DIRECTIONS:
Repeat every record below exactly, but leave out any pictures.

DATA PROVIDED:
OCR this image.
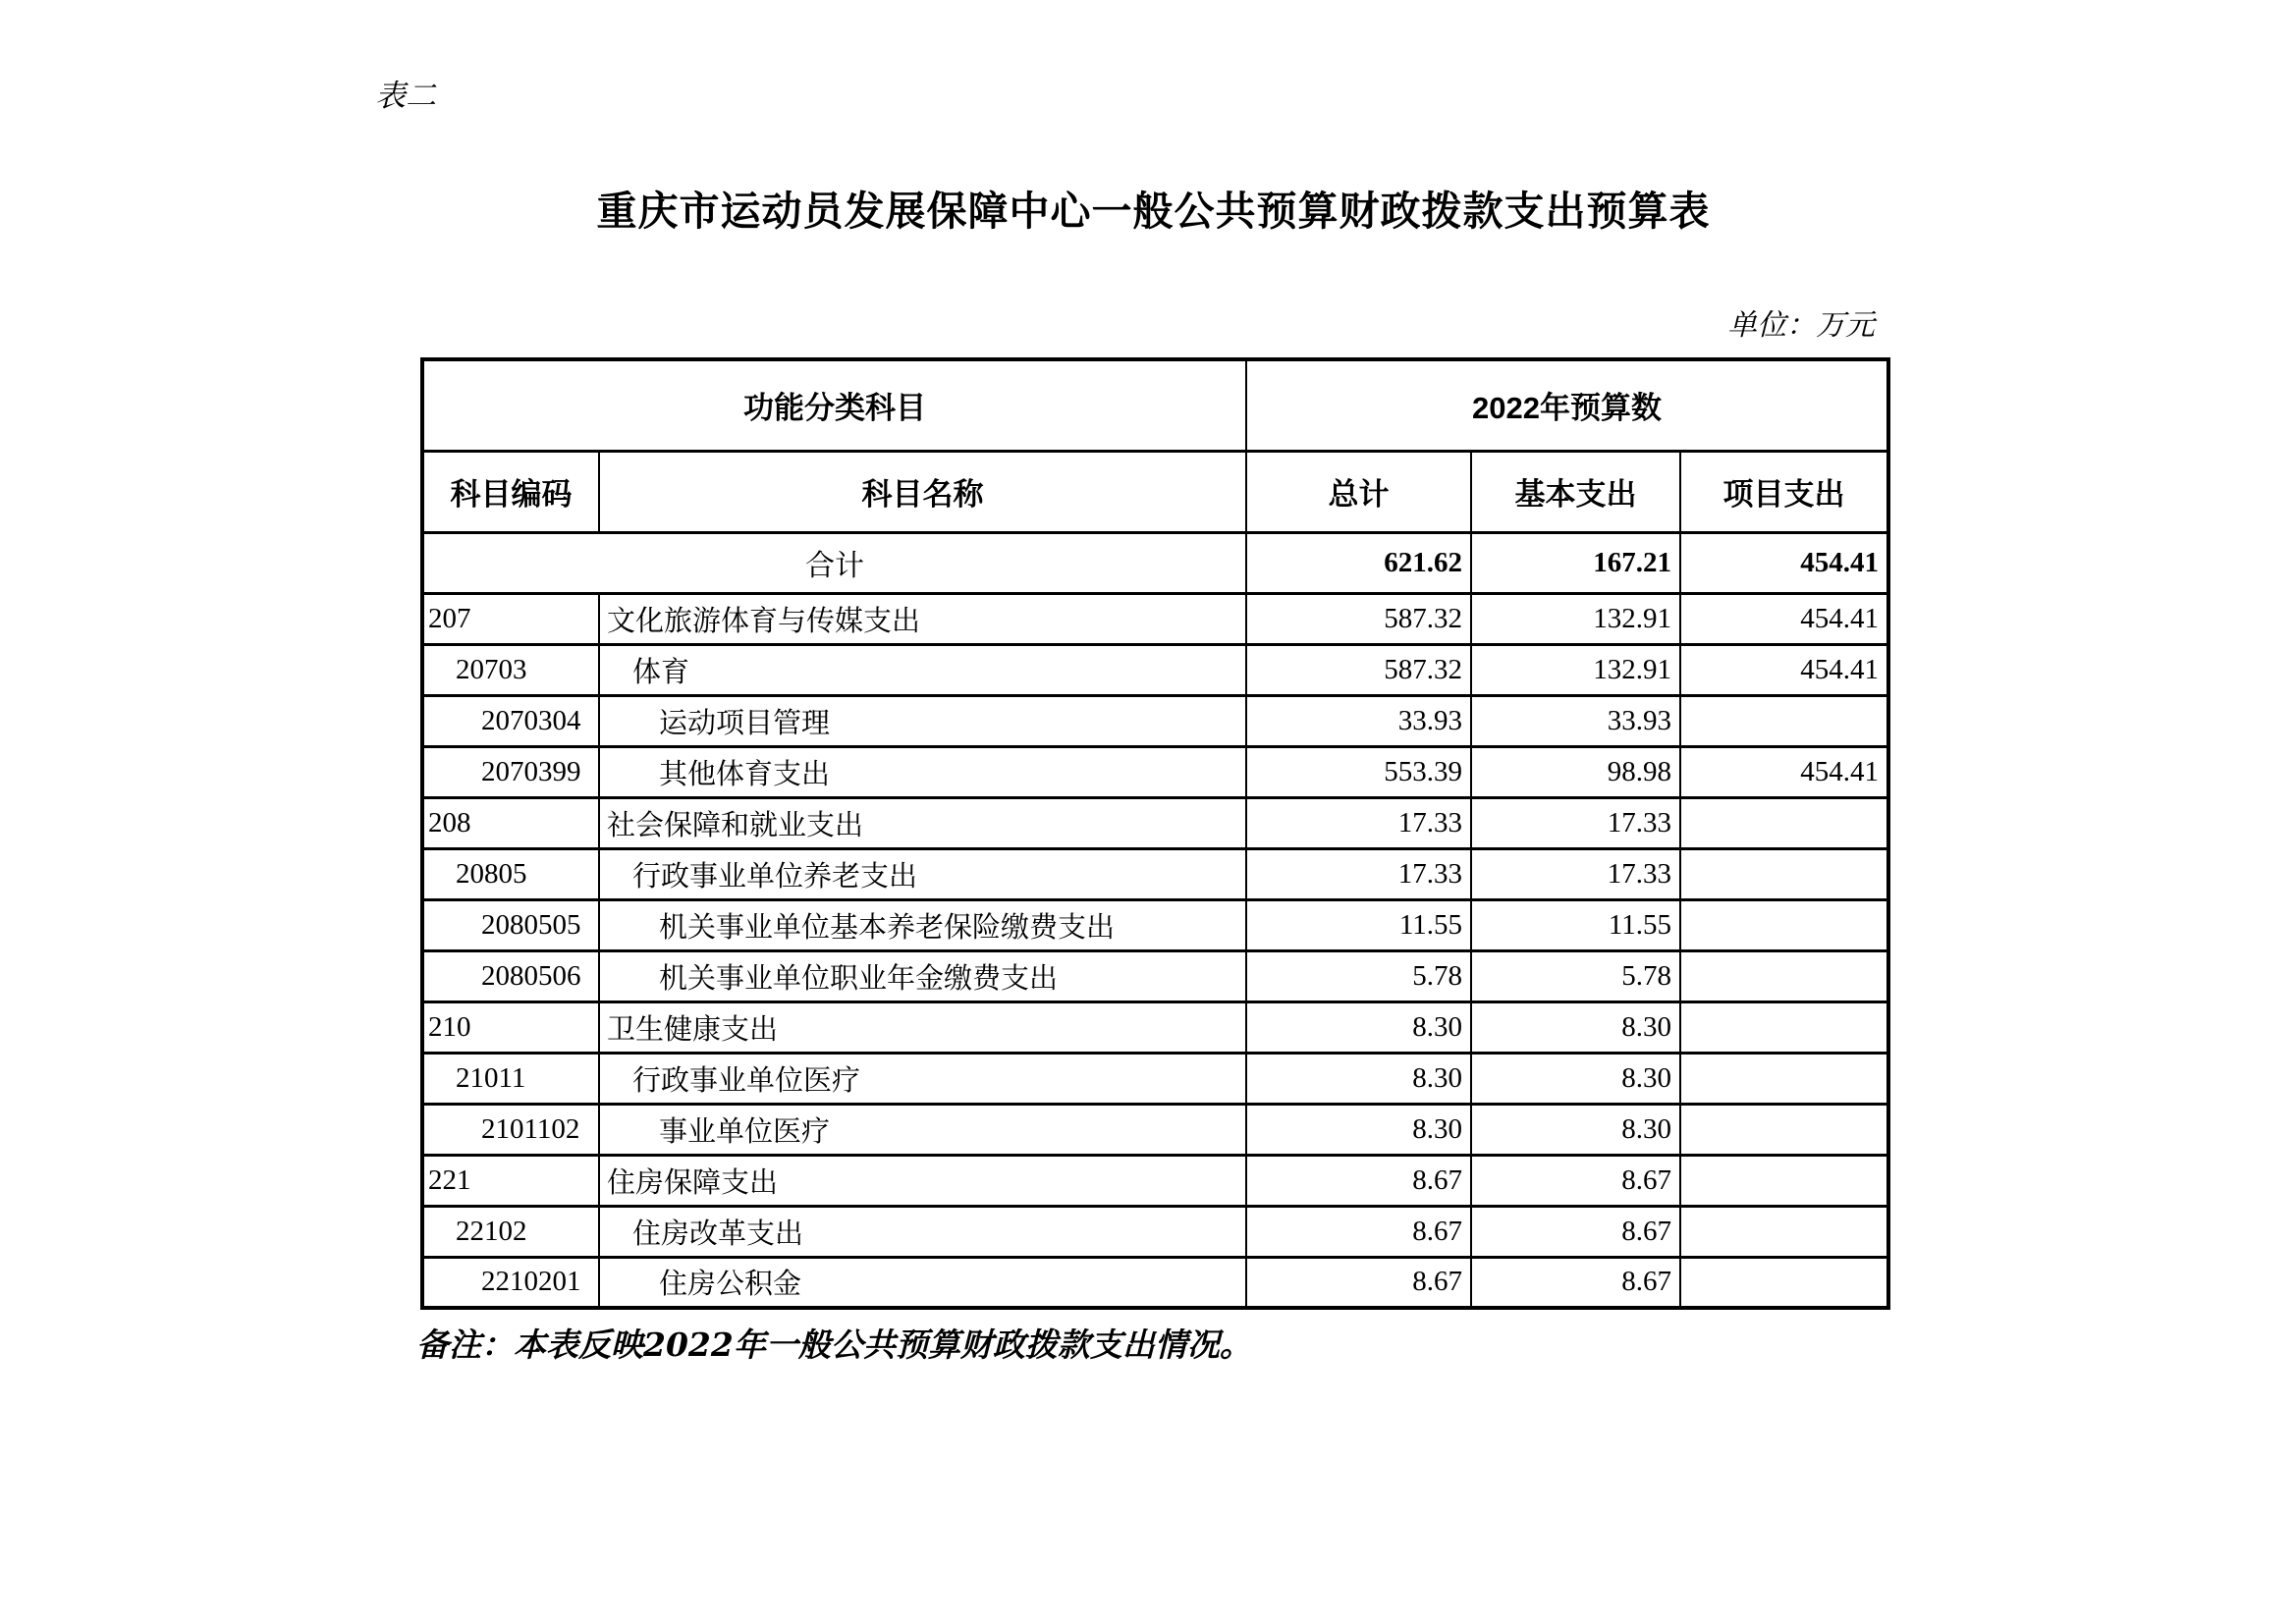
表二
重庆市运动员发展保障中心一般公共预算财政拨款支出预算表
单位：万元
功能分类科目		2022年预算数		
科目编码	科目名称	总计	基本支出	项目支出
合计		621.62	167.21	454.41
207	文化旅游体育与传媒支出	587.32	132.91	454.41
20703	体育	587.32	132.91	454.41
2070304	运动项目管理	33.93	33.93	
2070399	其他体育支出	553.39	98.98	454.41
208	社会保障和就业支出	17.33	17.33	
20805	行政事业单位养老支出	17.33	17.33	
2080505	机关事业单位基本养老保险缴费支出	11.55	11.55	
2080506	机关事业单位职业年金缴费支出	5.78	5.78	
210	卫生健康支出	8.30	8.30	
21011	行政事业单位医疗	8.30	8.30	
2101102	事业单位医疗	8.30	8.30	
221	住房保障支出	8.67	8.67	
22102	住房改革支出	8.67	8.67	
2210201	住房公积金	8.67	8.67	
备注：本表反映2022年一般公共预算财政拨款支出情况。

COMPLETED TASK:
OCR this image.
表二
重庆市运动员发展保障中心一般公共预算财政拨款支出预算表
单位：万元
功能分类科目		2022年预算数		
科目编码	科目名称	总计	基本支出	项目支出
合计		621.62	167.21	454.41
207	文化旅游体育与传媒支出	587.32	132.91	454.41
20703	体育	587.32	132.91	454.41
2070304	运动项目管理	33.93	33.93	
2070399	其他体育支出	553.39	98.98	454.41
208	社会保障和就业支出	17.33	17.33	
20805	行政事业单位养老支出	17.33	17.33	
2080505	机关事业单位基本养老保险缴费支出	11.55	11.55	
2080506	机关事业单位职业年金缴费支出	5.78	5.78	
210	卫生健康支出	8.30	8.30	
21011	行政事业单位医疗	8.30	8.30	
2101102	事业单位医疗	8.30	8.30	
221	住房保障支出	8.67	8.67	
22102	住房改革支出	8.67	8.67	
2210201	住房公积金	8.67	8.67	
备注：本表反映2022年一般公共预算财政拨款支出情况。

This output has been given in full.